* [What to do]: Leave out the pictures and return every entry exactly as it appears.

[Input records start]

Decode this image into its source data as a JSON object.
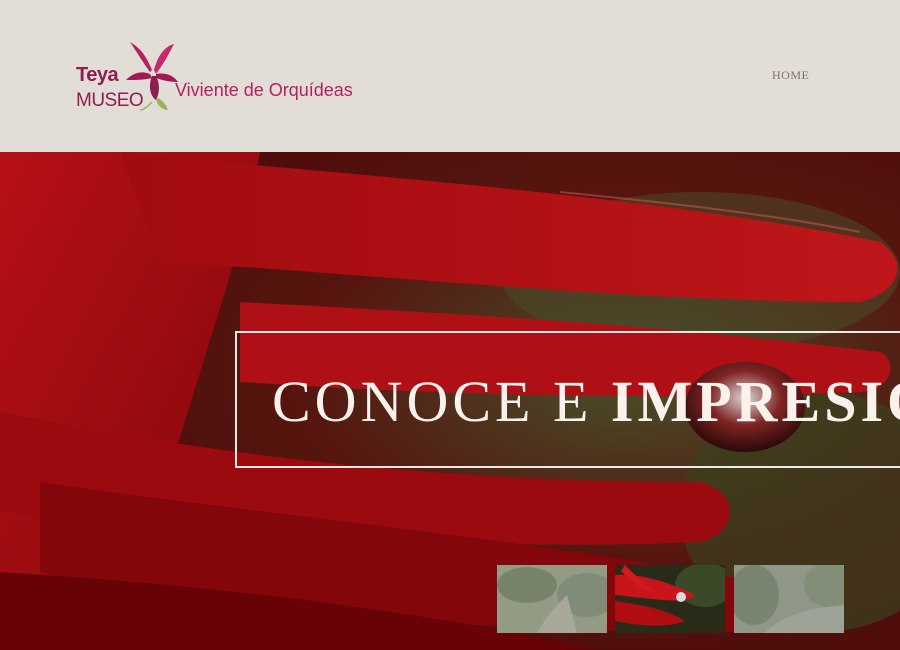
{
  "logo": {
    "line1": "Teya",
    "line2": "MUSEO",
    "subtitle": "Viviente de Orquídeas"
  },
  "nav": {
    "home_label": "HOME"
  },
  "hero": {
    "headline_light": "CONOCE E ",
    "headline_bold": "IMPRESIO"
  },
  "thumbnails": [
    {
      "name": "garden-path-thumbnail",
      "active": false
    },
    {
      "name": "red-flower-thumbnail",
      "active": true
    },
    {
      "name": "garden-stream-thumbnail",
      "active": false
    }
  ],
  "colors": {
    "brand": "#8e1e4f",
    "accent": "#b5205f",
    "header_bg": "#e3ddd7",
    "hero_red": "#b40c12"
  }
}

[Input records end]

* [Answer to the exercise]:
Decode this image into its source data as a JSON object.
{
  "logo": {
    "line1": "Teya",
    "line2": "MUSEO",
    "subtitle": "Viviente de Orquídeas"
  },
  "nav": {
    "home_label": "HOME"
  },
  "hero": {
    "headline_light": "CONOCE E ",
    "headline_bold": "IMPRESIO"
  },
  "thumbnails": [
    {
      "name": "garden-path-thumbnail",
      "active": false
    },
    {
      "name": "red-flower-thumbnail",
      "active": true
    },
    {
      "name": "garden-stream-thumbnail",
      "active": false
    }
  ],
  "colors": {
    "brand": "#8e1e4f",
    "accent": "#b5205f",
    "header_bg": "#e3ddd7",
    "hero_red": "#b40c12"
  }
}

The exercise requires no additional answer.